* Direction
Please give the listing again, word for word, with nothing left out.

*-*-*

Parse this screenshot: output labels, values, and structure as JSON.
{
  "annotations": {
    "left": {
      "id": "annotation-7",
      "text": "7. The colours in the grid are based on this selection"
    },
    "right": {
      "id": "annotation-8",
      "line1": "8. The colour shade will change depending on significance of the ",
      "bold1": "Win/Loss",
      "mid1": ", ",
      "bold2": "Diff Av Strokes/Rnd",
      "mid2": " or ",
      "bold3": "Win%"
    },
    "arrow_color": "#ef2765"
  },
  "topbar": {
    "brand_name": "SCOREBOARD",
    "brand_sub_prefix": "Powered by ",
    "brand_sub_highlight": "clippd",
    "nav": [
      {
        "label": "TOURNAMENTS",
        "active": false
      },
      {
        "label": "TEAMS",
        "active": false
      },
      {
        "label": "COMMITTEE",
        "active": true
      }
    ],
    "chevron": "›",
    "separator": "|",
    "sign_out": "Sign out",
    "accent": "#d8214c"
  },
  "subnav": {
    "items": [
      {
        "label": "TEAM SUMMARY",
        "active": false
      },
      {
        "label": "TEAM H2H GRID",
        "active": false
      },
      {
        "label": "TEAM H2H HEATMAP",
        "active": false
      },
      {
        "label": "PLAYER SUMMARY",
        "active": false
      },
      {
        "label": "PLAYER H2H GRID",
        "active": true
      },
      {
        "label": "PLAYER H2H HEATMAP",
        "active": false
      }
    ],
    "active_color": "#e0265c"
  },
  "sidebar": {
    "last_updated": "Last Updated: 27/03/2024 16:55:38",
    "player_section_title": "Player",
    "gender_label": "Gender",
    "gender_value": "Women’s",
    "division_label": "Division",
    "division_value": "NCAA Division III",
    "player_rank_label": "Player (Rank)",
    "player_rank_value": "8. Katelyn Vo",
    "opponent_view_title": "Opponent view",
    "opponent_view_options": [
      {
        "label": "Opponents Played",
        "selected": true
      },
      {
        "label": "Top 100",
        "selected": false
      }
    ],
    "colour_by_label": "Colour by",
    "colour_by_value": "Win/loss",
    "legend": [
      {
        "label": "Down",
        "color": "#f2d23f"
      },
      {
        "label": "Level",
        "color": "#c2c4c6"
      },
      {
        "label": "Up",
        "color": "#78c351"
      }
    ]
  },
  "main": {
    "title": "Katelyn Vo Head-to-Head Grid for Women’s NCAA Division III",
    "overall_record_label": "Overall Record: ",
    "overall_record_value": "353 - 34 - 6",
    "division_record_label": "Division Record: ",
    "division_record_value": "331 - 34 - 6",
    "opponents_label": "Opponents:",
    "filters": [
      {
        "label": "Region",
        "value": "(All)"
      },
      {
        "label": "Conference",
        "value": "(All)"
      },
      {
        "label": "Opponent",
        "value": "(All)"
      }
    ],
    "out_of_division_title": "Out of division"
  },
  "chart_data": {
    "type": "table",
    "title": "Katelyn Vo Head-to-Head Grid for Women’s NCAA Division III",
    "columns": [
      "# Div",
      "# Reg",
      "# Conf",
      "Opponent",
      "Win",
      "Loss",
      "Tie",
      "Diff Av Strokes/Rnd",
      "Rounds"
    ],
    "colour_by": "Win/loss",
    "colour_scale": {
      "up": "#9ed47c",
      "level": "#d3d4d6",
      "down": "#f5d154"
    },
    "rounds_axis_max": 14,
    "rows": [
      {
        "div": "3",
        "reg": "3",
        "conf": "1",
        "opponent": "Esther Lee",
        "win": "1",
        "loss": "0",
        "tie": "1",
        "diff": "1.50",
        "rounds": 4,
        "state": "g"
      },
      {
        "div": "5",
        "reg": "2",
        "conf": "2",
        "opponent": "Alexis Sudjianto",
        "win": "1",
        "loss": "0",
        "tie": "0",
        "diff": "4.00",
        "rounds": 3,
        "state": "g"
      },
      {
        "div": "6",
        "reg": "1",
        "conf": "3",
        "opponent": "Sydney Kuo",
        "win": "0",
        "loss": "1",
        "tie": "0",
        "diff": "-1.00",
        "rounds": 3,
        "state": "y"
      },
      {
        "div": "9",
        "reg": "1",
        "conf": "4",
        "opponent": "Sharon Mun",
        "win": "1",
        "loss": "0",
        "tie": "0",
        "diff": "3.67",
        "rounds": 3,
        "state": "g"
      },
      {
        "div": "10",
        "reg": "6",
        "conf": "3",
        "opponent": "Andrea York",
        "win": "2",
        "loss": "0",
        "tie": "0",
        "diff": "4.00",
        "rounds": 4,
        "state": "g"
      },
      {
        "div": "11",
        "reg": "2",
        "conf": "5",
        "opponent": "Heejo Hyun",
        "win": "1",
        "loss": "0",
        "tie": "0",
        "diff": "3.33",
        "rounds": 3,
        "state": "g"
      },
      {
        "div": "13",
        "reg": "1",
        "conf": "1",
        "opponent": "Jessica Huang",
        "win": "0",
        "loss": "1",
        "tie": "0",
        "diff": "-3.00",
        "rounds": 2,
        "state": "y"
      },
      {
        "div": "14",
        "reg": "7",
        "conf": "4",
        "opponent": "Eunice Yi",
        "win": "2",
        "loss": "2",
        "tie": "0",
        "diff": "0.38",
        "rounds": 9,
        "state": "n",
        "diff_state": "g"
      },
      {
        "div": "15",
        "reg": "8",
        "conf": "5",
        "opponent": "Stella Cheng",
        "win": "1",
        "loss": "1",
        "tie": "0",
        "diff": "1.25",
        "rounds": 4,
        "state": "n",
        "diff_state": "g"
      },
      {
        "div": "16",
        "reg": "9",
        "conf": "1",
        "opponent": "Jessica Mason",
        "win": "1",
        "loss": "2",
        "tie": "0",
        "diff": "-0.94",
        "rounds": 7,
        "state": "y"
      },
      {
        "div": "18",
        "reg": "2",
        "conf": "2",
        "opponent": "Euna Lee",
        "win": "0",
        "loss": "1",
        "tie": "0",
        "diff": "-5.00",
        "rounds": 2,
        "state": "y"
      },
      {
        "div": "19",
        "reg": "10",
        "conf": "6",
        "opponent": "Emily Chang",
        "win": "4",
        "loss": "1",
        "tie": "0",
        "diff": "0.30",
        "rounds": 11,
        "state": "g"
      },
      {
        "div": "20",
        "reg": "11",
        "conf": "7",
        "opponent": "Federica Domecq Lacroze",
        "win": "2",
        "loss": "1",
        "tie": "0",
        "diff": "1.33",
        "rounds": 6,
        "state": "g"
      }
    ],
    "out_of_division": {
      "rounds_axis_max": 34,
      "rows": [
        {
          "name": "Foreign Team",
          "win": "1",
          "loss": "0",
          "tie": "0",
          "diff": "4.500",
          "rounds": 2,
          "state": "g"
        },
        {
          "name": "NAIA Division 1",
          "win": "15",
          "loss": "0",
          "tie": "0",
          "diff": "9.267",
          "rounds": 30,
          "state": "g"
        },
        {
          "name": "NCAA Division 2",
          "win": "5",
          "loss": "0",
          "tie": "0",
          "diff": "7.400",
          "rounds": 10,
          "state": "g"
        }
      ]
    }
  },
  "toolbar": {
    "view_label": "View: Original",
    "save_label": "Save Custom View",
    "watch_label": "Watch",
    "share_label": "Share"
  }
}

*-*-*

* Solution to the problem
Parse this screenshot: output labels, values, and structure as JSON.
{
  "annotations": {
    "left": {
      "id": "annotation-7",
      "text": "7. The colours in the grid are based on this selection"
    },
    "right": {
      "id": "annotation-8",
      "line1": "8. The colour shade will change depending on significance of the ",
      "bold1": "Win/Loss",
      "mid1": ", ",
      "bold2": "Diff Av Strokes/Rnd",
      "mid2": " or ",
      "bold3": "Win%"
    },
    "arrow_color": "#ef2765"
  },
  "topbar": {
    "brand_name": "SCOREBOARD",
    "brand_sub_prefix": "Powered by ",
    "brand_sub_highlight": "clippd",
    "nav": [
      {
        "label": "TOURNAMENTS",
        "active": false
      },
      {
        "label": "TEAMS",
        "active": false
      },
      {
        "label": "COMMITTEE",
        "active": true
      }
    ],
    "chevron": "›",
    "separator": "|",
    "sign_out": "Sign out",
    "accent": "#d8214c"
  },
  "subnav": {
    "items": [
      {
        "label": "TEAM SUMMARY",
        "active": false
      },
      {
        "label": "TEAM H2H GRID",
        "active": false
      },
      {
        "label": "TEAM H2H HEATMAP",
        "active": false
      },
      {
        "label": "PLAYER SUMMARY",
        "active": false
      },
      {
        "label": "PLAYER H2H GRID",
        "active": true
      },
      {
        "label": "PLAYER H2H HEATMAP",
        "active": false
      }
    ],
    "active_color": "#e0265c"
  },
  "sidebar": {
    "last_updated": "Last Updated: 27/03/2024 16:55:38",
    "player_section_title": "Player",
    "gender_label": "Gender",
    "gender_value": "Women’s",
    "division_label": "Division",
    "division_value": "NCAA Division III",
    "player_rank_label": "Player (Rank)",
    "player_rank_value": "8. Katelyn Vo",
    "opponent_view_title": "Opponent view",
    "opponent_view_options": [
      {
        "label": "Opponents Played",
        "selected": true
      },
      {
        "label": "Top 100",
        "selected": false
      }
    ],
    "colour_by_label": "Colour by",
    "colour_by_value": "Win/loss",
    "legend": [
      {
        "label": "Down",
        "color": "#f2d23f"
      },
      {
        "label": "Level",
        "color": "#c2c4c6"
      },
      {
        "label": "Up",
        "color": "#78c351"
      }
    ]
  },
  "main": {
    "title": "Katelyn Vo Head-to-Head Grid for Women’s NCAA Division III",
    "overall_record_label": "Overall Record: ",
    "overall_record_value": "353 - 34 - 6",
    "division_record_label": "Division Record: ",
    "division_record_value": "331 - 34 - 6",
    "opponents_label": "Opponents:",
    "filters": [
      {
        "label": "Region",
        "value": "(All)"
      },
      {
        "label": "Conference",
        "value": "(All)"
      },
      {
        "label": "Opponent",
        "value": "(All)"
      }
    ],
    "out_of_division_title": "Out of division"
  },
  "chart_data": {
    "type": "table",
    "title": "Katelyn Vo Head-to-Head Grid for Women’s NCAA Division III",
    "columns": [
      "# Div",
      "# Reg",
      "# Conf",
      "Opponent",
      "Win",
      "Loss",
      "Tie",
      "Diff Av Strokes/Rnd",
      "Rounds"
    ],
    "colour_by": "Win/loss",
    "colour_scale": {
      "up": "#9ed47c",
      "level": "#d3d4d6",
      "down": "#f5d154"
    },
    "rounds_axis_max": 14,
    "rows": [
      {
        "div": "3",
        "reg": "3",
        "conf": "1",
        "opponent": "Esther Lee",
        "win": "1",
        "loss": "0",
        "tie": "1",
        "diff": "1.50",
        "rounds": 4,
        "state": "g"
      },
      {
        "div": "5",
        "reg": "2",
        "conf": "2",
        "opponent": "Alexis Sudjianto",
        "win": "1",
        "loss": "0",
        "tie": "0",
        "diff": "4.00",
        "rounds": 3,
        "state": "g"
      },
      {
        "div": "6",
        "reg": "1",
        "conf": "3",
        "opponent": "Sydney Kuo",
        "win": "0",
        "loss": "1",
        "tie": "0",
        "diff": "-1.00",
        "rounds": 3,
        "state": "y"
      },
      {
        "div": "9",
        "reg": "1",
        "conf": "4",
        "opponent": "Sharon Mun",
        "win": "1",
        "loss": "0",
        "tie": "0",
        "diff": "3.67",
        "rounds": 3,
        "state": "g"
      },
      {
        "div": "10",
        "reg": "6",
        "conf": "3",
        "opponent": "Andrea York",
        "win": "2",
        "loss": "0",
        "tie": "0",
        "diff": "4.00",
        "rounds": 4,
        "state": "g"
      },
      {
        "div": "11",
        "reg": "2",
        "conf": "5",
        "opponent": "Heejo Hyun",
        "win": "1",
        "loss": "0",
        "tie": "0",
        "diff": "3.33",
        "rounds": 3,
        "state": "g"
      },
      {
        "div": "13",
        "reg": "1",
        "conf": "1",
        "opponent": "Jessica Huang",
        "win": "0",
        "loss": "1",
        "tie": "0",
        "diff": "-3.00",
        "rounds": 2,
        "state": "y"
      },
      {
        "div": "14",
        "reg": "7",
        "conf": "4",
        "opponent": "Eunice Yi",
        "win": "2",
        "loss": "2",
        "tie": "0",
        "diff": "0.38",
        "rounds": 9,
        "state": "n",
        "diff_state": "g"
      },
      {
        "div": "15",
        "reg": "8",
        "conf": "5",
        "opponent": "Stella Cheng",
        "win": "1",
        "loss": "1",
        "tie": "0",
        "diff": "1.25",
        "rounds": 4,
        "state": "n",
        "diff_state": "g"
      },
      {
        "div": "16",
        "reg": "9",
        "conf": "1",
        "opponent": "Jessica Mason",
        "win": "1",
        "loss": "2",
        "tie": "0",
        "diff": "-0.94",
        "rounds": 7,
        "state": "y"
      },
      {
        "div": "18",
        "reg": "2",
        "conf": "2",
        "opponent": "Euna Lee",
        "win": "0",
        "loss": "1",
        "tie": "0",
        "diff": "-5.00",
        "rounds": 2,
        "state": "y"
      },
      {
        "div": "19",
        "reg": "10",
        "conf": "6",
        "opponent": "Emily Chang",
        "win": "4",
        "loss": "1",
        "tie": "0",
        "diff": "0.30",
        "rounds": 11,
        "state": "g"
      },
      {
        "div": "20",
        "reg": "11",
        "conf": "7",
        "opponent": "Federica Domecq Lacroze",
        "win": "2",
        "loss": "1",
        "tie": "0",
        "diff": "1.33",
        "rounds": 6,
        "state": "g"
      }
    ],
    "out_of_division": {
      "rounds_axis_max": 34,
      "rows": [
        {
          "name": "Foreign Team",
          "win": "1",
          "loss": "0",
          "tie": "0",
          "diff": "4.500",
          "rounds": 2,
          "state": "g"
        },
        {
          "name": "NAIA Division 1",
          "win": "15",
          "loss": "0",
          "tie": "0",
          "diff": "9.267",
          "rounds": 30,
          "state": "g"
        },
        {
          "name": "NCAA Division 2",
          "win": "5",
          "loss": "0",
          "tie": "0",
          "diff": "7.400",
          "rounds": 10,
          "state": "g"
        }
      ]
    }
  },
  "toolbar": {
    "view_label": "View: Original",
    "save_label": "Save Custom View",
    "watch_label": "Watch",
    "share_label": "Share"
  }
}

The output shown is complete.